Stated goal | Every line from the one with "Convert this document image to plain text." to the end of the data needs to be copied exactly, and no line before it.

[Rows from a dataset]

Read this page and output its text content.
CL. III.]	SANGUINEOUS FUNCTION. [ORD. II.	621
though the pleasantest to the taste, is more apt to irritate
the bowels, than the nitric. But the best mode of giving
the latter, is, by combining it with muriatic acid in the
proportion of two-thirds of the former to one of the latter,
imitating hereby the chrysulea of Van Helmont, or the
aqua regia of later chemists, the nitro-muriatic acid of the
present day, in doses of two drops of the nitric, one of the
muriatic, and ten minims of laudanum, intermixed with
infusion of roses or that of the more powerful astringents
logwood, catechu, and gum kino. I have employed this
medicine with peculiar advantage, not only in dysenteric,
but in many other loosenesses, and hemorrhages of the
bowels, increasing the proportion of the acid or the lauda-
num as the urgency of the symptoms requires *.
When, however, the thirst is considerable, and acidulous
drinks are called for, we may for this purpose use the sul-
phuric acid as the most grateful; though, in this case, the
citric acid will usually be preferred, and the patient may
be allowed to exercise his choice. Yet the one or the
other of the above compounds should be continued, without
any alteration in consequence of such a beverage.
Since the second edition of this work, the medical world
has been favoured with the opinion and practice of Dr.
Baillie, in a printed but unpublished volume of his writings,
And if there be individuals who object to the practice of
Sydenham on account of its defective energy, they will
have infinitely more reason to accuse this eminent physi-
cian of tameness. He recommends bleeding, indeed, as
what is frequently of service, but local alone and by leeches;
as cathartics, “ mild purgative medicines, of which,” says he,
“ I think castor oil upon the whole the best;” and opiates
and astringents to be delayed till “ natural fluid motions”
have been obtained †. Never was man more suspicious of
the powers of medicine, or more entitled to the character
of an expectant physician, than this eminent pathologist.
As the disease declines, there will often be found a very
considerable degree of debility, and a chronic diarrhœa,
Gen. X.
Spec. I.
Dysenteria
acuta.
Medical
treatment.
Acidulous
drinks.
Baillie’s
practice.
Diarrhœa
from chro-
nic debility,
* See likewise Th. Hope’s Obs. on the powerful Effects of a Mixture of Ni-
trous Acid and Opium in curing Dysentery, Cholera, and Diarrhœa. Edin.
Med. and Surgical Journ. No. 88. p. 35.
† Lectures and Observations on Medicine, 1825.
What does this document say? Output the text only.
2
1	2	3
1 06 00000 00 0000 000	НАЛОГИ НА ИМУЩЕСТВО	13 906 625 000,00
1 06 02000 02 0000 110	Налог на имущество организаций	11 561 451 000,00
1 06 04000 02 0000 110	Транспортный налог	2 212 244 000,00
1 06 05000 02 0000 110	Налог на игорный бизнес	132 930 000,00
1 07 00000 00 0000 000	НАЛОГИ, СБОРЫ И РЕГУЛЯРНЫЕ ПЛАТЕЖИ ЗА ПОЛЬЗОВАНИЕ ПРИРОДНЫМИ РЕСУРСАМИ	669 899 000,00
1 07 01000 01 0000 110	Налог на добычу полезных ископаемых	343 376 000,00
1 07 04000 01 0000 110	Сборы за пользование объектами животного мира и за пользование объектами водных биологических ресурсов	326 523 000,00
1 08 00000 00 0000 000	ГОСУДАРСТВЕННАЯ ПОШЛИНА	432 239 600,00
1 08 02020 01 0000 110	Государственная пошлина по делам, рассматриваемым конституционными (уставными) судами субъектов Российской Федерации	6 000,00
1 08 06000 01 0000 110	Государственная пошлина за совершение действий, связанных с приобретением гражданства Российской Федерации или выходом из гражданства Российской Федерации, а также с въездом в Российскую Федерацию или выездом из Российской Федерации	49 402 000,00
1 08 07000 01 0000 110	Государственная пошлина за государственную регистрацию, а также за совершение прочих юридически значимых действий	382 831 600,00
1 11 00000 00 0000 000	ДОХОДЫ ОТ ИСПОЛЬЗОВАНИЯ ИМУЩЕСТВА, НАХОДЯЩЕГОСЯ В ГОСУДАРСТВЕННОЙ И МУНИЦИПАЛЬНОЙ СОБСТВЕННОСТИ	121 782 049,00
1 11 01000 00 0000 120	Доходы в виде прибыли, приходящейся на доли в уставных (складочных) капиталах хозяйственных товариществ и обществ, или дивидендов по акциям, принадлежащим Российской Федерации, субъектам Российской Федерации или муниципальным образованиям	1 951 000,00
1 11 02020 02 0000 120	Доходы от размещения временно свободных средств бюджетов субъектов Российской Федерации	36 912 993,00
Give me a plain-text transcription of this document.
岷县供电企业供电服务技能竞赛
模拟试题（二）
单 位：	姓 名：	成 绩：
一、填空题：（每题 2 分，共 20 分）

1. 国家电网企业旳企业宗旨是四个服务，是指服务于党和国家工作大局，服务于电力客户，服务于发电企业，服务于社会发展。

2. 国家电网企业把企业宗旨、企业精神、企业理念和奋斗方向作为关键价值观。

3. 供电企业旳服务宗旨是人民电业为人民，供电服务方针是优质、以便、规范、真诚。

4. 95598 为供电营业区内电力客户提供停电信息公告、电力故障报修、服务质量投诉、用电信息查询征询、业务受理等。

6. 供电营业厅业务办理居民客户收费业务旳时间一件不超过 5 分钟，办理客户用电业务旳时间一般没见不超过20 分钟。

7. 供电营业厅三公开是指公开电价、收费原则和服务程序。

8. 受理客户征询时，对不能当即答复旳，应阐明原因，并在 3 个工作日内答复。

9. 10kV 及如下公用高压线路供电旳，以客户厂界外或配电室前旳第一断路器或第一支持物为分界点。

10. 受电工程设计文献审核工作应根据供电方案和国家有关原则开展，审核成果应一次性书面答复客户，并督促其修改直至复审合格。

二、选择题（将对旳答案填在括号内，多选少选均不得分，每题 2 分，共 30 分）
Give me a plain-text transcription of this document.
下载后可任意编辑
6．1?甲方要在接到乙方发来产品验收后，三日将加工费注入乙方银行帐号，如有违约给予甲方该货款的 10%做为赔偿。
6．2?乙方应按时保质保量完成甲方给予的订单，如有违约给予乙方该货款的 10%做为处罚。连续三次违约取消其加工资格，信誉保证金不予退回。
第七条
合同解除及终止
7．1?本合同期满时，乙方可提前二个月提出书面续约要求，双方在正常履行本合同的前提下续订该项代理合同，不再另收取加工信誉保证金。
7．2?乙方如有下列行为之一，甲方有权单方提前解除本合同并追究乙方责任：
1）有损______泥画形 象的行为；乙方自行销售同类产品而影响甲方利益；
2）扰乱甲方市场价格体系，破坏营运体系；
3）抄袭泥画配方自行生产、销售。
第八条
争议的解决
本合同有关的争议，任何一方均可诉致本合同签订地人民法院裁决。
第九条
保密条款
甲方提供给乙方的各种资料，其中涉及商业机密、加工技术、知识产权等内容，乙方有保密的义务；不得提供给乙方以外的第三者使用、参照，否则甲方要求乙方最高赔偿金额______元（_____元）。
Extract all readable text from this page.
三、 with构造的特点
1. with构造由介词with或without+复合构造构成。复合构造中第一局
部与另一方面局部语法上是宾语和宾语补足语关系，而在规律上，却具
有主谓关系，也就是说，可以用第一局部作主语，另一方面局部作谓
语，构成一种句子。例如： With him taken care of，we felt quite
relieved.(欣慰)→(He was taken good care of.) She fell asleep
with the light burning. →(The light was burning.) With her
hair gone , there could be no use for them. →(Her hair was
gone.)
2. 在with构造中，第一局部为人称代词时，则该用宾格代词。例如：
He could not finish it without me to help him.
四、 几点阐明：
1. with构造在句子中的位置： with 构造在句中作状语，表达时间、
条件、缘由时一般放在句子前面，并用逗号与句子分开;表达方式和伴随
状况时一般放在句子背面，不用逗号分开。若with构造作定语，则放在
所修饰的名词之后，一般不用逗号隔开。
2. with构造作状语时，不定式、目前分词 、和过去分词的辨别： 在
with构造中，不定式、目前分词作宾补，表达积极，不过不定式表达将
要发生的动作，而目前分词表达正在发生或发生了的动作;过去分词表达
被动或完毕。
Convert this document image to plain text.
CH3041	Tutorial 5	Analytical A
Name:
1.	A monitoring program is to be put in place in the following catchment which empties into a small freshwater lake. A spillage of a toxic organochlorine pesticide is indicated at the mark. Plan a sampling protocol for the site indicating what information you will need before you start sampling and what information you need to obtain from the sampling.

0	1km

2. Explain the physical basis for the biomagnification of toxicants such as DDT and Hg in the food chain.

Exercise output |
Convert this document image to plain text.
CH3041	Tutorial 5	Analytical A
Name:
1.	A monitoring program is to be put in place in the following catchment which empties into a small freshwater lake. A spillage of a toxic organochlorine pesticide is indicated at the mark. Plan a sampling protocol for the site indicating what information you will need before you start sampling and what information you need to obtain from the sampling.

0	1km

2. Explain the physical basis for the biomagnification of toxicants such as DDT and Hg in the food chain.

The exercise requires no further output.